======== Excerpted data

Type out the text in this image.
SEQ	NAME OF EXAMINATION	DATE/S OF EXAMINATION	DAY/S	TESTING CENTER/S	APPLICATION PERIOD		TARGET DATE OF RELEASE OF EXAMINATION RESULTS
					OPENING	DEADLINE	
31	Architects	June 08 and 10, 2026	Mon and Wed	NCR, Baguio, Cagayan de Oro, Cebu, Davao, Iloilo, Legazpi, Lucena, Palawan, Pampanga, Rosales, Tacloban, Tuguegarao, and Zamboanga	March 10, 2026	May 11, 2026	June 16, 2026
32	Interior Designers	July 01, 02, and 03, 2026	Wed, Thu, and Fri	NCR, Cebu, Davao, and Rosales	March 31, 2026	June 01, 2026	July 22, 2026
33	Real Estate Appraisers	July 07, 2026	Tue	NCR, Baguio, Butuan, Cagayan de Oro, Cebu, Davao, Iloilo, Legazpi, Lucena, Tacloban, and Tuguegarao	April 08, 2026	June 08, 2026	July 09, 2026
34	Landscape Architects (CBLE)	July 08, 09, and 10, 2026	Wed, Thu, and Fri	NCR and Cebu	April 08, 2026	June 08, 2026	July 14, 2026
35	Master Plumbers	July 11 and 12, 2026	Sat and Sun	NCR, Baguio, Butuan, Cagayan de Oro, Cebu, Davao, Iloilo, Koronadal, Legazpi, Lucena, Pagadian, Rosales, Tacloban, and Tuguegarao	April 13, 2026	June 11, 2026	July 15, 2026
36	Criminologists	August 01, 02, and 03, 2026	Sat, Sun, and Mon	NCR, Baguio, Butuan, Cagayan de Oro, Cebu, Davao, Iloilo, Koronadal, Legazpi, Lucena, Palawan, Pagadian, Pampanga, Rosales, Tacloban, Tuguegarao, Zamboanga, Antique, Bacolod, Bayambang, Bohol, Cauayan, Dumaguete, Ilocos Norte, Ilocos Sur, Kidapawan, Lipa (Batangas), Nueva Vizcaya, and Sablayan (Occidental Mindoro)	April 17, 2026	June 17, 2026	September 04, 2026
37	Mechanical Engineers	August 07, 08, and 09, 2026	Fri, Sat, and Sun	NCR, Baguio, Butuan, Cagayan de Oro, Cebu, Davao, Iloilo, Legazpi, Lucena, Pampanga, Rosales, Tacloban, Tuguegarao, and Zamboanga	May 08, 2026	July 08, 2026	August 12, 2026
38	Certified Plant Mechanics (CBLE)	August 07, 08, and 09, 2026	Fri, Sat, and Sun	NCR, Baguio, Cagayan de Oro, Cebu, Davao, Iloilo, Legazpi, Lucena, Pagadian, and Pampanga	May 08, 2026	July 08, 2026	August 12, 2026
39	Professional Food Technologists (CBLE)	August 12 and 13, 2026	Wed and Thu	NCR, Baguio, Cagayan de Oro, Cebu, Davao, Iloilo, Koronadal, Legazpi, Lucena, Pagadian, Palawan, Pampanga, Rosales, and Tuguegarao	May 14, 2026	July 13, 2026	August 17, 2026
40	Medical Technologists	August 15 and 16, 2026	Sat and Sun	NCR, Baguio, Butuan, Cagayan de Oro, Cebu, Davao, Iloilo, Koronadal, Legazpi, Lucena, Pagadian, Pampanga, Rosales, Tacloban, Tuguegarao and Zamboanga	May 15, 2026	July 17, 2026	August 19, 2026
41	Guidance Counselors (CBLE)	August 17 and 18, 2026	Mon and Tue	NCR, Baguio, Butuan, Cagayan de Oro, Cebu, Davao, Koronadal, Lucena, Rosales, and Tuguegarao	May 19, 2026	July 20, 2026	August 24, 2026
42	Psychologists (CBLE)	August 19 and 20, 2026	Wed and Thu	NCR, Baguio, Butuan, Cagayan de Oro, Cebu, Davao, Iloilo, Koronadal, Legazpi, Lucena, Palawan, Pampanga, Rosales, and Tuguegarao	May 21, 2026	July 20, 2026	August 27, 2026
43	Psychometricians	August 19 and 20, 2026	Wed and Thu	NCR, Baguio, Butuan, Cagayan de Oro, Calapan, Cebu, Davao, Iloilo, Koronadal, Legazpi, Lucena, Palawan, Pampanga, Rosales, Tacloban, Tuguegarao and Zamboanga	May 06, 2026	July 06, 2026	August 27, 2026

================

Task objective> Your task is to repeat every line exactly.

Written answer>
Type out the text in this image.
SEQ	NAME OF EXAMINATION	DATE/S OF EXAMINATION	DAY/S	TESTING CENTER/S	APPLICATION PERIOD		TARGET DATE OF RELEASE OF EXAMINATION RESULTS
					OPENING	DEADLINE	
31	Architects	June 08 and 10, 2026	Mon and Wed	NCR, Baguio, Cagayan de Oro, Cebu, Davao, Iloilo, Legazpi, Lucena, Palawan, Pampanga, Rosales, Tacloban, Tuguegarao, and Zamboanga	March 10, 2026	May 11, 2026	June 16, 2026
32	Interior Designers	July 01, 02, and 03, 2026	Wed, Thu, and Fri	NCR, Cebu, Davao, and Rosales	March 31, 2026	June 01, 2026	July 22, 2026
33	Real Estate Appraisers	July 07, 2026	Tue	NCR, Baguio, Butuan, Cagayan de Oro, Cebu, Davao, Iloilo, Legazpi, Lucena, Tacloban, and Tuguegarao	April 08, 2026	June 08, 2026	July 09, 2026
34	Landscape Architects (CBLE)	July 08, 09, and 10, 2026	Wed, Thu, and Fri	NCR and Cebu	April 08, 2026	June 08, 2026	July 14, 2026
35	Master Plumbers	July 11 and 12, 2026	Sat and Sun	NCR, Baguio, Butuan, Cagayan de Oro, Cebu, Davao, Iloilo, Koronadal, Legazpi, Lucena, Pagadian, Rosales, Tacloban, and Tuguegarao	April 13, 2026	June 11, 2026	July 15, 2026
36	Criminologists	August 01, 02, and 03, 2026	Sat, Sun, and Mon	NCR, Baguio, Butuan, Cagayan de Oro, Cebu, Davao, Iloilo, Koronadal, Legazpi, Lucena, Palawan, Pagadian, Pampanga, Rosales, Tacloban, Tuguegarao, Zamboanga, Antique, Bacolod, Bayambang, Bohol, Cauayan, Dumaguete, Ilocos Norte, Ilocos Sur, Kidapawan, Lipa (Batangas), Nueva Vizcaya, and Sablayan (Occidental Mindoro)	April 17, 2026	June 17, 2026	September 04, 2026
37	Mechanical Engineers	August 07, 08, and 09, 2026	Fri, Sat, and Sun	NCR, Baguio, Butuan, Cagayan de Oro, Cebu, Davao, Iloilo, Legazpi, Lucena, Pampanga, Rosales, Tacloban, Tuguegarao, and Zamboanga	May 08, 2026	July 08, 2026	August 12, 2026
38	Certified Plant Mechanics (CBLE)	August 07, 08, and 09, 2026	Fri, Sat, and Sun	NCR, Baguio, Cagayan de Oro, Cebu, Davao, Iloilo, Legazpi, Lucena, Pagadian, and Pampanga	May 08, 2026	July 08, 2026	August 12, 2026
39	Professional Food Technologists (CBLE)	August 12 and 13, 2026	Wed and Thu	NCR, Baguio, Cagayan de Oro, Cebu, Davao, Iloilo, Koronadal, Legazpi, Lucena, Pagadian, Palawan, Pampanga, Rosales, and Tuguegarao	May 14, 2026	July 13, 2026	August 17, 2026
40	Medical Technologists	August 15 and 16, 2026	Sat and Sun	NCR, Baguio, Butuan, Cagayan de Oro, Cebu, Davao, Iloilo, Koronadal, Legazpi, Lucena, Pagadian, Pampanga, Rosales, Tacloban, Tuguegarao and Zamboanga	May 15, 2026	July 17, 2026	August 19, 2026
41	Guidance Counselors (CBLE)	August 17 and 18, 2026	Mon and Tue	NCR, Baguio, Butuan, Cagayan de Oro, Cebu, Davao, Koronadal, Lucena, Rosales, and Tuguegarao	May 19, 2026	July 20, 2026	August 24, 2026
42	Psychologists (CBLE)	August 19 and 20, 2026	Wed and Thu	NCR, Baguio, Butuan, Cagayan de Oro, Cebu, Davao, Iloilo, Koronadal, Legazpi, Lucena, Palawan, Pampanga, Rosales, and Tuguegarao	May 21, 2026	July 20, 2026	August 27, 2026
43	Psychometricians	August 19 and 20, 2026	Wed and Thu	NCR, Baguio, Butuan, Cagayan de Oro, Calapan, Cebu, Davao, Iloilo, Koronadal, Legazpi, Lucena, Palawan, Pampanga, Rosales, Tacloban, Tuguegarao and Zamboanga	May 06, 2026	July 06, 2026	August 27, 2026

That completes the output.